LE LIVRE DE KRSNA
CHAPITRE 35

Kamsa envoie Akrura
chercher Krsna.

Tous restaient, à Vrndavana, absorbés dans la pensée de Krsna, y gardaient le souvenir de Ses Divertissements et baignaient sans fin dans l'océan de la félicité spirituelle. Mais telle est la souillure de l'Univers matériel que même à Vrndavana les asuras tentaient d'apporter le trouble et l'inquiétude. Un monstre du nom d'Aristasura, sous la forme d'un taureau gigantesque aux cornes énormes, Franchit l'enceinte du village, retournant la terre de ses sabots. A son approche, le sol trembla, comme s'il s'était produit quelque séisme. On entendait un mugissement féroce, et l'asura, après avoir, de ses sabots, ravagé la berge de la Yamuna, entra dans le village même. Le son terrifiant qui sortait de sa gueule provoqua des fausses couches chez des vaches et des femmes enceintes. Son corps était énorme, effrayant de puissance, les nuages planaient au-dessus de lui comme au-dessus d'une montagne. Si terrible était l'aspect d'Aristasura lorsqu'il pénétra dans Vrndavana qu'à sa vue, tous, hommes et femmes frémirent, les vaches et les autres bêtes s'enfuirent du village.

--

Consigne: Prolongez le passage sur l'irruption du taureau Aristasura à Vrndavana, en reprenant juste après sa dernière phrase. Les items viennent d'une autre source que ce passage.

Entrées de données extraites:

--

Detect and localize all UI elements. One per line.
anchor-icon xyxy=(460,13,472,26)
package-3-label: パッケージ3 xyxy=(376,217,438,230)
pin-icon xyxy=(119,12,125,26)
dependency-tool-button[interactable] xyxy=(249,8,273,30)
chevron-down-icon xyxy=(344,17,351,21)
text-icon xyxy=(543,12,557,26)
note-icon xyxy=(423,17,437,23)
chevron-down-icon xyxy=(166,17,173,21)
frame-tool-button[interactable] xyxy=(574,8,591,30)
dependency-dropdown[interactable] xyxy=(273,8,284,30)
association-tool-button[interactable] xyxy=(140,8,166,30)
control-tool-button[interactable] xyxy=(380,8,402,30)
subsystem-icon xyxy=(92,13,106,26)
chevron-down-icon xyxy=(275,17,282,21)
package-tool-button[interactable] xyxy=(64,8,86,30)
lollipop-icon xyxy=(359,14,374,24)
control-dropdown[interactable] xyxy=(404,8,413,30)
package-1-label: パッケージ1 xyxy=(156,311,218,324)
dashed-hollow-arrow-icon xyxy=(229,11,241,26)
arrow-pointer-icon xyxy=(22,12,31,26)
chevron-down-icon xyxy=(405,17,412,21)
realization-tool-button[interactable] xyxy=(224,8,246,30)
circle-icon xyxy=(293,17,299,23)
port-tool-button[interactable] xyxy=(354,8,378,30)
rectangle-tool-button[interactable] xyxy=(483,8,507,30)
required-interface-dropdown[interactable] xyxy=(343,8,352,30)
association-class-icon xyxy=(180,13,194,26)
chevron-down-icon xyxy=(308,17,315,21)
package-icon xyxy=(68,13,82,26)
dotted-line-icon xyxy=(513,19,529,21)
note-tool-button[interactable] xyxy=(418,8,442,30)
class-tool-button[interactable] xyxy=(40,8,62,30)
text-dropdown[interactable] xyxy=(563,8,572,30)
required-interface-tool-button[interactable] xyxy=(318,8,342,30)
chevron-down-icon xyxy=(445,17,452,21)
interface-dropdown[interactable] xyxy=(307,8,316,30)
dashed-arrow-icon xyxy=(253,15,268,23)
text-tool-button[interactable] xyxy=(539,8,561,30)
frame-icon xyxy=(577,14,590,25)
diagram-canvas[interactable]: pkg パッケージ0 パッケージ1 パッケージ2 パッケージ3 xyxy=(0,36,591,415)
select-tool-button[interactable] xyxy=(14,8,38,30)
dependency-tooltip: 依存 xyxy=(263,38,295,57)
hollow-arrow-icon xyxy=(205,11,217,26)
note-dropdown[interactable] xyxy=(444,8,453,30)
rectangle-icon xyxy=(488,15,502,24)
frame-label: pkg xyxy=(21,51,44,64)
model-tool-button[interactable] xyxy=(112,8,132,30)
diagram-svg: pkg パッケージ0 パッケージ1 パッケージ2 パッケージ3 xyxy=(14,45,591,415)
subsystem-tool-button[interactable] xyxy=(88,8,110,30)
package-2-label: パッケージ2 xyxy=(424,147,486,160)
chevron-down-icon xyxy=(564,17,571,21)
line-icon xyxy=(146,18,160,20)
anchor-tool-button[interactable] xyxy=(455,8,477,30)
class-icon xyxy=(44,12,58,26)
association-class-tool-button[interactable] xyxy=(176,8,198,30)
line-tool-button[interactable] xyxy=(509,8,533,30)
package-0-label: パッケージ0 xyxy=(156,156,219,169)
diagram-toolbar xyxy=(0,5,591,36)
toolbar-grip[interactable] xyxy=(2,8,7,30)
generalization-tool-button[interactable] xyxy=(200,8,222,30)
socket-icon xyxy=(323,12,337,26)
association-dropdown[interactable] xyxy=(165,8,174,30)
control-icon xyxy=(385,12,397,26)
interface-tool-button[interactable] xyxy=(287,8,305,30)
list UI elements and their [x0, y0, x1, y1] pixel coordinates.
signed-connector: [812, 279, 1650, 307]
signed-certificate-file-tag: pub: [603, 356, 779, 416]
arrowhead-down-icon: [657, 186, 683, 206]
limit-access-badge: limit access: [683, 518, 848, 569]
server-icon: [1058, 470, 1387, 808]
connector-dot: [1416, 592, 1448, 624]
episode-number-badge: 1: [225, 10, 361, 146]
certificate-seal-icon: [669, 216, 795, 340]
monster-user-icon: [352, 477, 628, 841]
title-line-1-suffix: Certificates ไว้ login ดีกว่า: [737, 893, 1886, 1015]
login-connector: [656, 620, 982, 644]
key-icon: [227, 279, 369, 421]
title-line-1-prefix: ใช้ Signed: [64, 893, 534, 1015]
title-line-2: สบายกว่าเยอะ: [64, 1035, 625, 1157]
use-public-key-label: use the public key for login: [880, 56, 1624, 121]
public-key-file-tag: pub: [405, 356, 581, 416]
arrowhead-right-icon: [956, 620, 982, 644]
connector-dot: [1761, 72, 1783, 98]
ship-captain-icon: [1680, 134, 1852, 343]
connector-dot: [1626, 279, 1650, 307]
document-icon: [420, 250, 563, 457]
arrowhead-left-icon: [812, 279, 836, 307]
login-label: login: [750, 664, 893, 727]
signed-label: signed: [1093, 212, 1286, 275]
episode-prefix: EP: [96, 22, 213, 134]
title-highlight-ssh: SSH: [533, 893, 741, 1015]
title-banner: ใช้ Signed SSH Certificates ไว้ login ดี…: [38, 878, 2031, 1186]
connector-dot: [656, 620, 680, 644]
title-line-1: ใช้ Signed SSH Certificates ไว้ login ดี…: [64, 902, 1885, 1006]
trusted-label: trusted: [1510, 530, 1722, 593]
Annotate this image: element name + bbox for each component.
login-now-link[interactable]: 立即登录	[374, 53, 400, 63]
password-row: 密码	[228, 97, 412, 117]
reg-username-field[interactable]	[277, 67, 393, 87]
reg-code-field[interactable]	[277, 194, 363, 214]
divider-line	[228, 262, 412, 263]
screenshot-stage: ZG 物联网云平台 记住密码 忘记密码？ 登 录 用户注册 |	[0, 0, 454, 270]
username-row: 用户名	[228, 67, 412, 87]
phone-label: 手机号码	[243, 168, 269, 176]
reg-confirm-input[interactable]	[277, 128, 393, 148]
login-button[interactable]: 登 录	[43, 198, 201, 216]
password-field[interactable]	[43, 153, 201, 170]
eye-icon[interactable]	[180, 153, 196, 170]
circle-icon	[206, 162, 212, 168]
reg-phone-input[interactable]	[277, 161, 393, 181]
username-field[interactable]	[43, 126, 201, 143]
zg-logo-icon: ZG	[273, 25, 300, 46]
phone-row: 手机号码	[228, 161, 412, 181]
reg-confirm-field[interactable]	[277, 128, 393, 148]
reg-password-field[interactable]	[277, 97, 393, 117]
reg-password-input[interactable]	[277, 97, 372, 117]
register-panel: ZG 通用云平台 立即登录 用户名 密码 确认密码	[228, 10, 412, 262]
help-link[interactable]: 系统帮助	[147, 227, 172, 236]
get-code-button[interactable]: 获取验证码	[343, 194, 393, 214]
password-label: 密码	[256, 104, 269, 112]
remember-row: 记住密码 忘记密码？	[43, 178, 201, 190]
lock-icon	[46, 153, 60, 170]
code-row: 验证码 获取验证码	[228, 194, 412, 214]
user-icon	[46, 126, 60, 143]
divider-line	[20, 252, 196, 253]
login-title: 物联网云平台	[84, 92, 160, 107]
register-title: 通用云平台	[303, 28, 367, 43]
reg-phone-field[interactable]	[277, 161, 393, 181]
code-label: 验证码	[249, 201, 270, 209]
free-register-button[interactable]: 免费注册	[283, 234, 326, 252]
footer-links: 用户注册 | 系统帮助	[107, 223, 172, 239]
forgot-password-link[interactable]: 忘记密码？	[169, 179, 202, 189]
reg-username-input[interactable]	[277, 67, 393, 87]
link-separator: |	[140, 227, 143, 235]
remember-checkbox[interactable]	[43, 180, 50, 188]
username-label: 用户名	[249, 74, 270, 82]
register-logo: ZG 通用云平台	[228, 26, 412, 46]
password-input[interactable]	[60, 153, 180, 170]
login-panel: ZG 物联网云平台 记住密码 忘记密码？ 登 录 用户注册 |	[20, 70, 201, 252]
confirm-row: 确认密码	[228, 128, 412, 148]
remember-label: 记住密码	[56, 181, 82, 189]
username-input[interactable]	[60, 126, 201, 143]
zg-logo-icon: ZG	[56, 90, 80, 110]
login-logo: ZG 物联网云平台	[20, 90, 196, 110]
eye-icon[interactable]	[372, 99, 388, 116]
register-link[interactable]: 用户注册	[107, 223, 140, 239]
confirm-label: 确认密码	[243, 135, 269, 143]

--

Réponse:
Dans leur forte détresse, tous les habitants de Vrndavana se prirent à crier: «Krsna! Krsna, nous t'en prions, sauve-nous»! Krsna, qui avait vu les vaches s'enfuir, répondit aussitôt: «N'ayez crainte, nulle crainte»! Marchant sur Aristasura, Il lui jeta ces mots: «Toi, la plus vile des créatures, pourquoi terrorises-tu les habitants de Gokula? Que penses-tu gagner ainsi? Si tu es venu dans l'intention de Me défier, sache bien que Je suis prêt à Me battre contre toi». Krsna lançait ainsi Lui-même un défi à l'asura, lequel en conçut un grand courroux. La main posée sur l'épaule d'un ami, Krsna Se tient devant le taureau, qui, furieux, se dirige vers Lui. Labourant la terre de ses sabots, Aristasura leva sa queue: autour d'elle semblaient errer les nuages. Ses yeux, injectés de sang, roulaient de colère. Il pointa ses cornes vers Krsna et Le chargea, vif comme la foudre d'Indra. Aussitôt Krsna le saisit par les cornes et le jeta au loin, avec l'aisance d'un grand éléphant lorsqu'il lutte contre de plus faibles. Epuisé, suant, soufflant, l'asura trouva le courage de se remettre sur ses pattes. Encore une fois, rassemblant ses forces, bouillant de colère, il chargea violemment le Seigneur, avec un halètement précipité. De nouveau, Krsna le saisit par les cornes, et d'un coup le projeta à terre, où ses cornes se brisèrent. Krsna Se mit ensuite à frapper du pied le corps de l'asura, comme on piétine un chiffon mouillé, sur le sol. On vit alors Aristasura a rouler sur le dos et agiter ses pattes avec violence. Et saignant, déféquant, urinant, les yeux exorbités, il entra au royaume de la mort.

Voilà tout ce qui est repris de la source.